-- BEGIN Source data --
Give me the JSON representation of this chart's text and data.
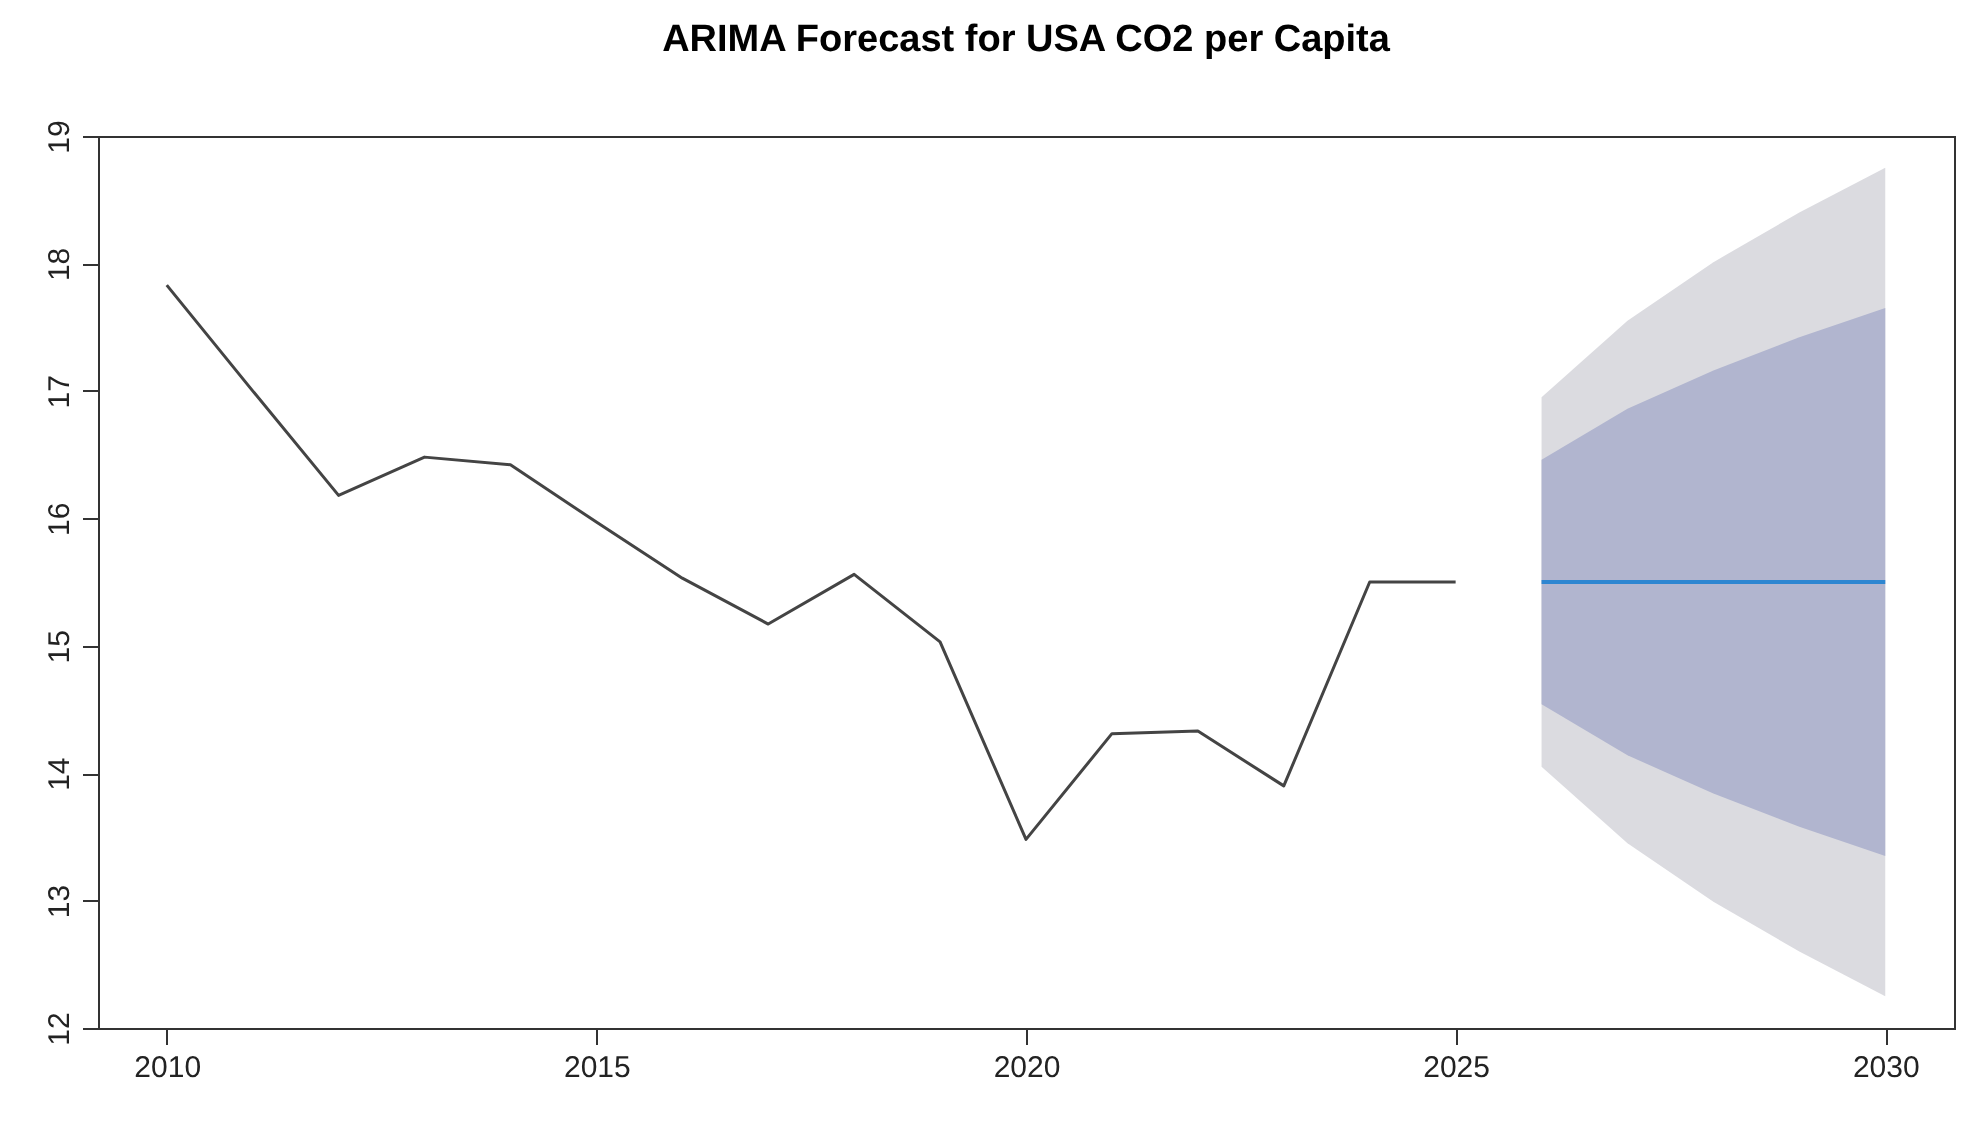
{
  "chart_data": {
    "type": "line",
    "title": "ARIMA Forecast for USA CO2 per Capita",
    "xlim": [
      2009.2,
      2030.8
    ],
    "xticks": [
      2010,
      2015,
      2020,
      2025,
      2030
    ],
    "ylim": [
      12,
      19
    ],
    "yticks": [
      12,
      13,
      14,
      15,
      16,
      17,
      18,
      19
    ],
    "series": [
      {
        "color": "#444444",
        "x": [
          2010,
          2011,
          2012,
          2013,
          2014,
          2015,
          2016,
          2017,
          2018,
          2019,
          2020,
          2021,
          2022,
          2023,
          2024,
          2025
        ],
        "values": [
          17.83,
          17.0,
          16.18,
          16.48,
          16.42,
          15.97,
          15.53,
          15.17,
          15.56,
          15.03,
          13.48,
          14.31,
          14.33,
          13.9,
          15.5,
          15.5
        ]
      },
      {
        "color": "#dbdbe0",
        "x": [
          2026,
          2027,
          2028,
          2029,
          2030
        ],
        "values": [
          null,
          null,
          null,
          null,
          null
        ],
        "lower": [
          14.05,
          13.45,
          12.99,
          12.6,
          12.25
        ],
        "upper": [
          16.95,
          17.55,
          18.01,
          18.4,
          18.75
        ]
      },
      {
        "color": "#b1b5cf",
        "x": [
          2026,
          2027,
          2028,
          2029,
          2030
        ],
        "values": [
          null,
          null,
          null,
          null,
          null
        ],
        "lower": [
          14.54,
          14.14,
          13.84,
          13.58,
          13.35
        ],
        "upper": [
          16.46,
          16.86,
          17.16,
          17.42,
          17.65
        ]
      },
      {
        "color": "#2e86d1",
        "x": [
          2026,
          2027,
          2028,
          2029,
          2030
        ],
        "values": [
          15.5,
          15.5,
          15.5,
          15.5,
          15.5
        ]
      }
    ]
  }
}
-- END Source data --
Reproduce each line of the records exactly, and omit every picture.

Give me the JSON representation of this chart's text and data.
{
  "chart_data": {
    "type": "line",
    "title": "ARIMA Forecast for USA CO2 per Capita",
    "xlim": [
      2009.2,
      2030.8
    ],
    "xticks": [
      2010,
      2015,
      2020,
      2025,
      2030
    ],
    "ylim": [
      12,
      19
    ],
    "yticks": [
      12,
      13,
      14,
      15,
      16,
      17,
      18,
      19
    ],
    "series": [
      {
        "color": "#444444",
        "x": [
          2010,
          2011,
          2012,
          2013,
          2014,
          2015,
          2016,
          2017,
          2018,
          2019,
          2020,
          2021,
          2022,
          2023,
          2024,
          2025
        ],
        "values": [
          17.83,
          17.0,
          16.18,
          16.48,
          16.42,
          15.97,
          15.53,
          15.17,
          15.56,
          15.03,
          13.48,
          14.31,
          14.33,
          13.9,
          15.5,
          15.5
        ]
      },
      {
        "color": "#dbdbe0",
        "x": [
          2026,
          2027,
          2028,
          2029,
          2030
        ],
        "values": [
          null,
          null,
          null,
          null,
          null
        ],
        "lower": [
          14.05,
          13.45,
          12.99,
          12.6,
          12.25
        ],
        "upper": [
          16.95,
          17.55,
          18.01,
          18.4,
          18.75
        ]
      },
      {
        "color": "#b1b5cf",
        "x": [
          2026,
          2027,
          2028,
          2029,
          2030
        ],
        "values": [
          null,
          null,
          null,
          null,
          null
        ],
        "lower": [
          14.54,
          14.14,
          13.84,
          13.58,
          13.35
        ],
        "upper": [
          16.46,
          16.86,
          17.16,
          17.42,
          17.65
        ]
      },
      {
        "color": "#2e86d1",
        "x": [
          2026,
          2027,
          2028,
          2029,
          2030
        ],
        "values": [
          15.5,
          15.5,
          15.5,
          15.5,
          15.5
        ]
      }
    ]
  }
}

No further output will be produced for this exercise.